[AIM] Exclude the pictures and retype the entries as written.

[DATA LINES]
========

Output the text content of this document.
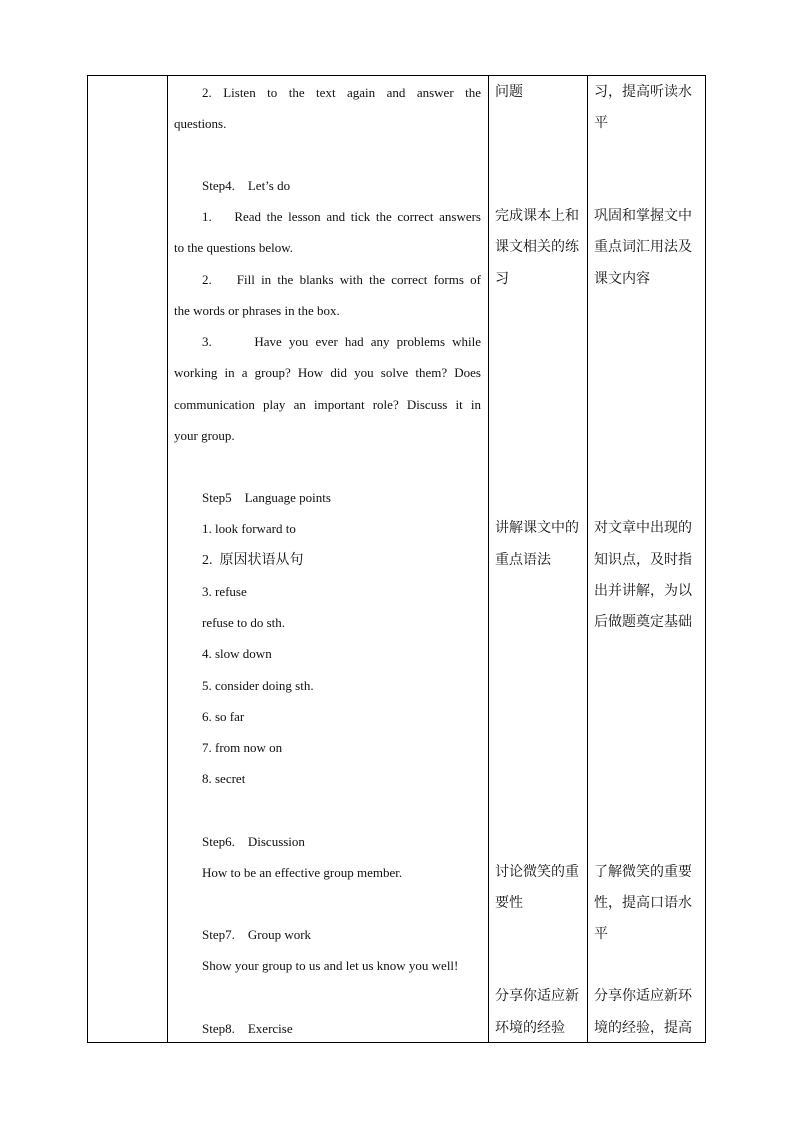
2. Listen to the text again and answer the
questions.
Step4.    Let’s do
1.    Read the lesson and tick the correct answers
to the questions below.
2.    Fill in the blanks with the correct forms of
the words or phrases in the box.
3.      Have you ever had any problems while
working in a group? How did you solve them? Does
communication play an important role? Discuss it in
your group.
Step5    Language points
1. look forward to
2.  原因状语从句
3. refuse
refuse to do sth.
4. slow down
5. consider doing sth.
6. so far
7. from now on
8. secret
Step6.    Discussion
How to be an effective group member.
Step7.    Group work
Show your group to us and let us know you well!
Step8.    Exercise
问题
完成课本上和
课文相关的练
习
讲解课文中的
重点语法
讨论微笑的重
要性
分享你适应新
环境的经验
习，提高听读水
平
巩固和掌握文中
重点词汇用法及
课文内容
对文章中出现的
知识点，及时指
出并讲解，为以
后做题奠定基础
了解微笑的重要
性，提高口语水
平
分享你适应新环
境的经验，提高
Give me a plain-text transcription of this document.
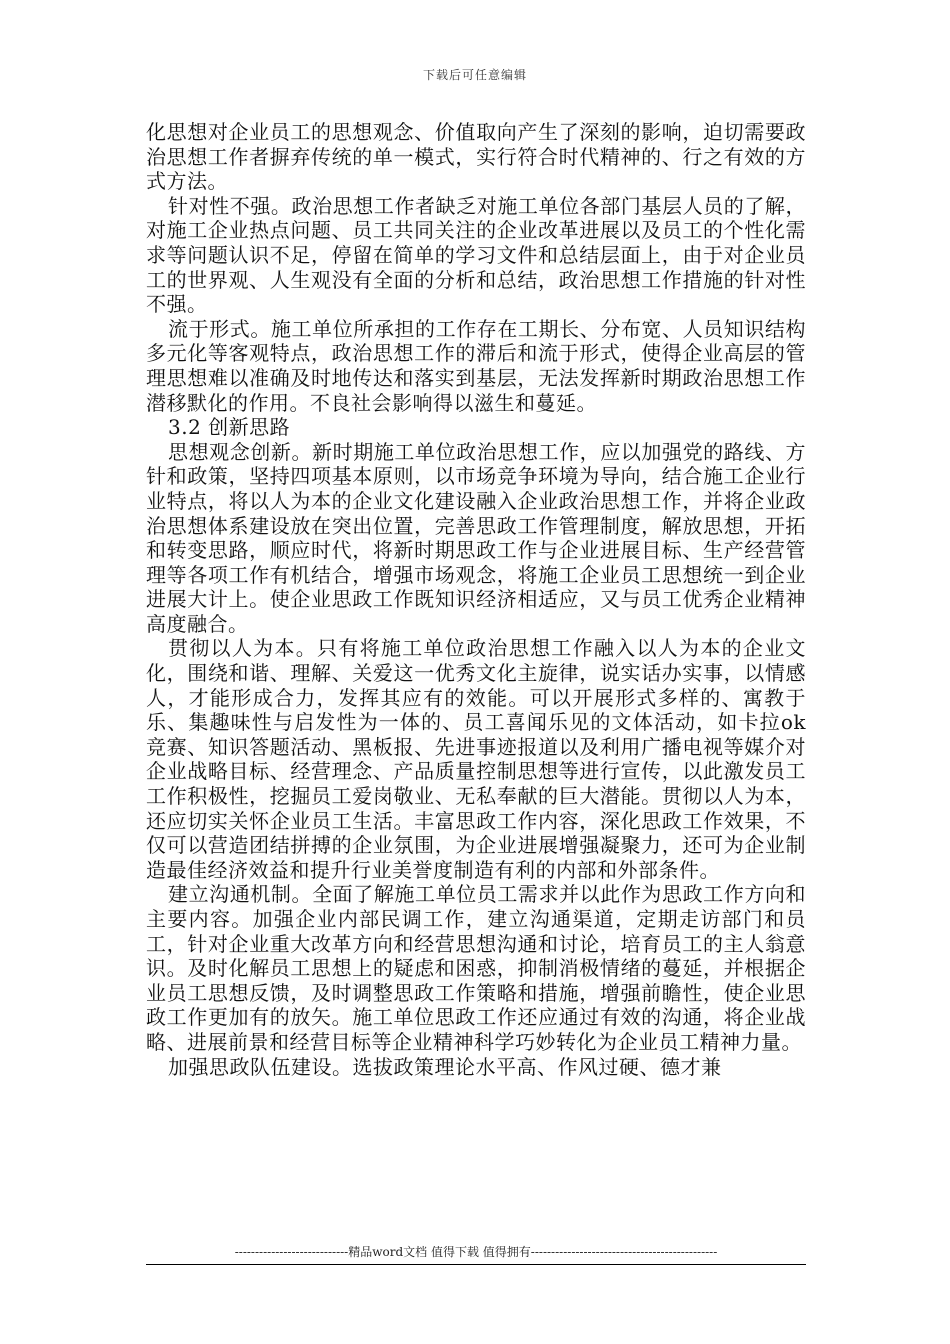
下载后可任意编辑

化思想对企业员工的思想观念、价值取向产生了深刻的影响，迫切需要政治思想工作者摒弃传统的单一模式，实行符合时代精神的、行之有效的方式方法。

针对性不强。政治思想工作者缺乏对施工单位各部门基层人员的了解，对施工企业热点问题、员工共同关注的企业改革进展以及员工的个性化需求等问题认识不足，停留在简单的学习文件和总结层面上，由于对企业员工的世界观、人生观没有全面的分析和总结，政治思想工作措施的针对性不强。

流于形式。施工单位所承担的工作存在工期长、分布宽、人员知识结构多元化等客观特点，政治思想工作的滞后和流于形式，使得企业高层的管理思想难以准确及时地传达和落实到基层，无法发挥新时期政治思想工作潜移默化的作用。不良社会影响得以滋生和蔓延。

3.2 创新思路

思想观念创新。新时期施工单位政治思想工作，应以加强党的路线、方针和政策，坚持四项基本原则，以市场竞争环境为导向，结合施工企业行业特点，将以人为本的企业文化建设融入企业政治思想工作，并将企业政治思想体系建设放在突出位置，完善思政工作管理制度，解放思想，开拓和转变思路，顺应时代，将新时期思政工作与企业进展目标、生产经营管理等各项工作有机结合，增强市场观念，将施工企业员工思想统一到企业进展大计上。使企业思政工作既知识经济相适应，又与员工优秀企业精神高度融合。

贯彻以人为本。只有将施工单位政治思想工作融入以人为本的企业文化，围绕和谐、理解、关爱这一优秀文化主旋律，说实话办实事，以情感人，才能形成合力，发挥其应有的效能。可以开展形式多样的、寓教于乐、集趣味性与启发性为一体的、员工喜闻乐见的文体活动，如卡拉ok竞赛、知识答题活动、黑板报、先进事迹报道以及利用广播电视等媒介对企业战略目标、经营理念、产品质量控制思想等进行宣传，以此激发员工工作积极性，挖掘员工爱岗敬业、无私奉献的巨大潜能。贯彻以人为本，还应切实关怀企业员工生活。丰富思政工作内容，深化思政工作效果，不仅可以营造团结拼搏的企业氛围，为企业进展增强凝聚力，还可为企业制造最佳经济效益和提升行业美誉度制造有利的内部和外部条件。

建立沟通机制。全面了解施工单位员工需求并以此作为思政工作方向和主要内容。加强企业内部民调工作，建立沟通渠道，定期走访部门和员工，针对企业重大改革方向和经营思想沟通和讨论，培育员工的主人翁意识。及时化解员工思想上的疑虑和困惑，抑制消极情绪的蔓延，并根据企业员工思想反馈，及时调整思政工作策略和措施，增强前瞻性，使企业思政工作更加有的放矢。施工单位思政工作还应通过有效的沟通，将企业战略、进展前景和经营目标等企业精神科学巧妙转化为企业员工精神力量。

加强思政队伍建设。选拔政策理论水平高、作风过硬、德才兼

----------------------------精品word文档 值得下载 值得拥有----------------------------------------------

========

[IN RESPONSE]
Output the text content of this document.
2. Listen to the text again and answer the
questions.
Step4.    Let’s do
1.    Read the lesson and tick the correct answers
to the questions below.
2.    Fill in the blanks with the correct forms of
the words or phrases in the box.
3.      Have you ever had any problems while
working in a group? How did you solve them? Does
communication play an important role? Discuss it in
your group.
Step5    Language points
1. look forward to
2.  原因状语从句
3. refuse
refuse to do sth.
4. slow down
5. consider doing sth.
6. so far
7. from now on
8. secret
Step6.    Discussion
How to be an effective group member.
Step7.    Group work
Show your group to us and let us know you well!
Step8.    Exercise
问题
完成课本上和
课文相关的练
习
讲解课文中的
重点语法
讨论微笑的重
要性
分享你适应新
环境的经验
习，提高听读水
平
巩固和掌握文中
重点词汇用法及
课文内容
对文章中出现的
知识点，及时指
出并讲解，为以
后做题奠定基础
了解微笑的重要
性，提高口语水
平
分享你适应新环
境的经验，提高
Give me a plain-text transcription of this document.
下载后可任意编辑

化思想对企业员工的思想观念、价值取向产生了深刻的影响，迫切需要政治思想工作者摒弃传统的单一模式，实行符合时代精神的、行之有效的方式方法。

针对性不强。政治思想工作者缺乏对施工单位各部门基层人员的了解，对施工企业热点问题、员工共同关注的企业改革进展以及员工的个性化需求等问题认识不足，停留在简单的学习文件和总结层面上，由于对企业员工的世界观、人生观没有全面的分析和总结，政治思想工作措施的针对性不强。

流于形式。施工单位所承担的工作存在工期长、分布宽、人员知识结构多元化等客观特点，政治思想工作的滞后和流于形式，使得企业高层的管理思想难以准确及时地传达和落实到基层，无法发挥新时期政治思想工作潜移默化的作用。不良社会影响得以滋生和蔓延。

3.2 创新思路

思想观念创新。新时期施工单位政治思想工作，应以加强党的路线、方针和政策，坚持四项基本原则，以市场竞争环境为导向，结合施工企业行业特点，将以人为本的企业文化建设融入企业政治思想工作，并将企业政治思想体系建设放在突出位置，完善思政工作管理制度，解放思想，开拓和转变思路，顺应时代，将新时期思政工作与企业进展目标、生产经营管理等各项工作有机结合，增强市场观念，将施工企业员工思想统一到企业进展大计上。使企业思政工作既知识经济相适应，又与员工优秀企业精神高度融合。

贯彻以人为本。只有将施工单位政治思想工作融入以人为本的企业文化，围绕和谐、理解、关爱这一优秀文化主旋律，说实话办实事，以情感人，才能形成合力，发挥其应有的效能。可以开展形式多样的、寓教于乐、集趣味性与启发性为一体的、员工喜闻乐见的文体活动，如卡拉ok竞赛、知识答题活动、黑板报、先进事迹报道以及利用广播电视等媒介对企业战略目标、经营理念、产品质量控制思想等进行宣传，以此激发员工工作积极性，挖掘员工爱岗敬业、无私奉献的巨大潜能。贯彻以人为本，还应切实关怀企业员工生活。丰富思政工作内容，深化思政工作效果，不仅可以营造团结拼搏的企业氛围，为企业进展增强凝聚力，还可为企业制造最佳经济效益和提升行业美誉度制造有利的内部和外部条件。

建立沟通机制。全面了解施工单位员工需求并以此作为思政工作方向和主要内容。加强企业内部民调工作，建立沟通渠道，定期走访部门和员工，针对企业重大改革方向和经营思想沟通和讨论，培育员工的主人翁意识。及时化解员工思想上的疑虑和困惑，抑制消极情绪的蔓延，并根据企业员工思想反馈，及时调整思政工作策略和措施，增强前瞻性，使企业思政工作更加有的放矢。施工单位思政工作还应通过有效的沟通，将企业战略、进展前景和经营目标等企业精神科学巧妙转化为企业员工精神力量。

加强思政队伍建设。选拔政策理论水平高、作风过硬、德才兼

----------------------------精品word文档 值得下载 值得拥有----------------------------------------------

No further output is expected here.